───── Brano proposto

1 March 2021

Il curioso fenomeno della NEVE tonda

La neve è tutta uguale? Nell’immaginario comune evidentemente si, ma in realtà dobbiamo fare gli opportuni distinguo. Avete mai fatto caso, per esempio, a quella precipitazione solida costituita da minuscoli pallini bianchi che somiglia ad una via di mezzo tra la neve e la grandine? Ebbene quel tipo di precipitazione si chiama “neve tonda“, tecnicamente si utilizza il termine in lingua tedesca “graupel” o “neve pallottolare”.

In buona sostanza si tratta di una precipitazione che nasce in presenza di aria instabile e fortemente rimescolata o, ancor meglio, da nubi cumuliformi, anche in caso di temporali. Curioso osservare che può raggiungere il suolo anche in presenza di temperature leggermente positive.

──────────
───── Materiale mostrato

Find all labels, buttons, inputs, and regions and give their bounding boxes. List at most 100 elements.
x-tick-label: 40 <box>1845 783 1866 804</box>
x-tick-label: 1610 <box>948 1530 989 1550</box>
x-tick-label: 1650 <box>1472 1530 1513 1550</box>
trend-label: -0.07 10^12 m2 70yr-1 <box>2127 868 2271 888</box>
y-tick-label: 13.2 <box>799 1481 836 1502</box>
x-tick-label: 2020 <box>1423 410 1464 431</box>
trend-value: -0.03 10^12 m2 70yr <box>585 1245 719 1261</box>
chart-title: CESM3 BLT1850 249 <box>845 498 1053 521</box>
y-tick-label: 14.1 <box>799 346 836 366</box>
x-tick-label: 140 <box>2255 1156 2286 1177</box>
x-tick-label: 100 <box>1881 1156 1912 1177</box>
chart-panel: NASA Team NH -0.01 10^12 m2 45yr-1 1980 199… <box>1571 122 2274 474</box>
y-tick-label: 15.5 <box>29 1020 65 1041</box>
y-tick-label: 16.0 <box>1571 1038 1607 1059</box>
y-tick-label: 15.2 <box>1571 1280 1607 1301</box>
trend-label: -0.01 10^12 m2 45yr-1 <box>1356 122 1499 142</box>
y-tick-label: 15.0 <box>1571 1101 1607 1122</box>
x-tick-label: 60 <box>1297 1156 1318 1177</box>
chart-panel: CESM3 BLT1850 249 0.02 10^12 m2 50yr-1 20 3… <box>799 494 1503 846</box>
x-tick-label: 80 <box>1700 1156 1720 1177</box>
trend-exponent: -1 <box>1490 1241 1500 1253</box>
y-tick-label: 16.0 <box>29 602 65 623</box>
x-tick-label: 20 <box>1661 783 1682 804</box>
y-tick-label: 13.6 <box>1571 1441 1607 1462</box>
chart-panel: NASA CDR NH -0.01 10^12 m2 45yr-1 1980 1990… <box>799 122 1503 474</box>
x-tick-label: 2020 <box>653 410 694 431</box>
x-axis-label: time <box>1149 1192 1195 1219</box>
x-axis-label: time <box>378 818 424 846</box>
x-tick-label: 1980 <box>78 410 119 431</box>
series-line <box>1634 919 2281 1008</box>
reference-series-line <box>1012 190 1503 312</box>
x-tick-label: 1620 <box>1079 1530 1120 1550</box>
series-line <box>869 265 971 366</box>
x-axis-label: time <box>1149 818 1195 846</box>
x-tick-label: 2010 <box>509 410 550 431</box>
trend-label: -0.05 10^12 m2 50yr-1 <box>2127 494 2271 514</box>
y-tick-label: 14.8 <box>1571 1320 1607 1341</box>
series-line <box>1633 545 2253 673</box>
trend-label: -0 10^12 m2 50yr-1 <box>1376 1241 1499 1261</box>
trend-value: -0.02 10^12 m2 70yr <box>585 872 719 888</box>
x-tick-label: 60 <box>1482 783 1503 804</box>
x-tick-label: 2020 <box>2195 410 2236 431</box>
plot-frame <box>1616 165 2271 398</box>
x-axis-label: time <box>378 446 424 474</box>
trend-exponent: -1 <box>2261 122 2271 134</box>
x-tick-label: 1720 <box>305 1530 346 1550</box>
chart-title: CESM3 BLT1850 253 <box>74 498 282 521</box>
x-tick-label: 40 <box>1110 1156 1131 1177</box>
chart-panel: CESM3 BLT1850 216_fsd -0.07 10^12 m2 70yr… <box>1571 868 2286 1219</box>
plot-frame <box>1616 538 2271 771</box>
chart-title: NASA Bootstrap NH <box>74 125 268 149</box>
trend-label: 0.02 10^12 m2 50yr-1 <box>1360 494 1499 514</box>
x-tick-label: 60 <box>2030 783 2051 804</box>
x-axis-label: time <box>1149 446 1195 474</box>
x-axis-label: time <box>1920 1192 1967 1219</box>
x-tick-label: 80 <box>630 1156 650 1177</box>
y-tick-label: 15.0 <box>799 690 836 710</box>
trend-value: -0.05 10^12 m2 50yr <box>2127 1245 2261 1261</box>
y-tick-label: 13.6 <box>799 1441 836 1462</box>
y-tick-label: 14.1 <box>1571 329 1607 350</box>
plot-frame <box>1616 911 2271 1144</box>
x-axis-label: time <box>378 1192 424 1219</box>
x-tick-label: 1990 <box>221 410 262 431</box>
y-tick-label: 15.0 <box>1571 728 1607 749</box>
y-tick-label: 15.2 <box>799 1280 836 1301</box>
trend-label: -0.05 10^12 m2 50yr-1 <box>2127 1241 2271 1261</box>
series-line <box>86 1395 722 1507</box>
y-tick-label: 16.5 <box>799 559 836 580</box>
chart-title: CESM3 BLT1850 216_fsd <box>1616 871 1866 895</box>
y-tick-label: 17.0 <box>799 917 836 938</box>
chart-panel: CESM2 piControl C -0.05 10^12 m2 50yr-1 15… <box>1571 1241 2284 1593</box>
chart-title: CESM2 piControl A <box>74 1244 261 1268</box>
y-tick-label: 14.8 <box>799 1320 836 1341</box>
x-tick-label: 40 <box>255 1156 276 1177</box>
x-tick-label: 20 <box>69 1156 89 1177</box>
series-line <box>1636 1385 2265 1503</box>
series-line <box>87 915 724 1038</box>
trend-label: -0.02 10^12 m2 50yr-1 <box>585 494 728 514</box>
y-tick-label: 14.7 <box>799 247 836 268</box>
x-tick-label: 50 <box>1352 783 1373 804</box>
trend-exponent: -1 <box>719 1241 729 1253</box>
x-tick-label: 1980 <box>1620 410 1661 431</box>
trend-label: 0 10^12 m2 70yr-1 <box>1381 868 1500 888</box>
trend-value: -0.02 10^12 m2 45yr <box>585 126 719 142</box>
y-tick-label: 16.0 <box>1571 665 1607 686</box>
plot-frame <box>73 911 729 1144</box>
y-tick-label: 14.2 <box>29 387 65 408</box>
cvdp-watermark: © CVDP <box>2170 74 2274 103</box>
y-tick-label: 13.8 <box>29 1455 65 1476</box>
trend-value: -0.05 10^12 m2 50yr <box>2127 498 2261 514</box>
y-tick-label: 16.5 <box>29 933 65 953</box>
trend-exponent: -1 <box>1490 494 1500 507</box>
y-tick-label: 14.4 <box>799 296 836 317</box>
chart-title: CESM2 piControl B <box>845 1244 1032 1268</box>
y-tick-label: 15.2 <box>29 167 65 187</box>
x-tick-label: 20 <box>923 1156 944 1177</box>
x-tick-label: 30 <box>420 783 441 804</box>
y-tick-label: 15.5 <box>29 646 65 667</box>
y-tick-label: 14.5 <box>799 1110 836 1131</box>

──────────

> [Compiti da svolgere]:
1) Nel testo sulla neve tonda, quale termine in lingua tedesca si usa tecnicamente per indicare questa precipitazione?
2) Per favore, prosegui il testo sulla neve tonda partendo dopo la sua ultima frase.

> [Risposte ai compiti]:
1) Graupel.

2)
In questi casi può accadere che, durante la discesa dalla nube, il fiocco di neve, incontrando strati atmosferici a temperatura positiva, tenderà a fondere parzialmente arrotolandosi su sé stesso. Data l’instabilità dell’aria però la gocciolina ghiacciata verrà nuovamente richiamata verso l’alto raccogliendo nel suo percorso dentro la nube goccioline di acqua sopraffusa (allo stato liquido pur a temperatura sotto zero) che ghiacceranno al suo contatto conferendole la sua struttura tonda di color bianco opaco. Proprio questa sua caratteristica la differenzia dalla “gragnola“, che si origina per altra via e si presenta bianco trasparente.

La nostra pallina ghiacciata è ora pronta per precipitare al suolo. La vedremo rimbalzare “allegramente” a terra con la sua forma sferica e la sua consistenza morbida e comprimibile che le permetterà di resistere a temperature positive e quindi anche di imbiancare facilmente il paesaggio.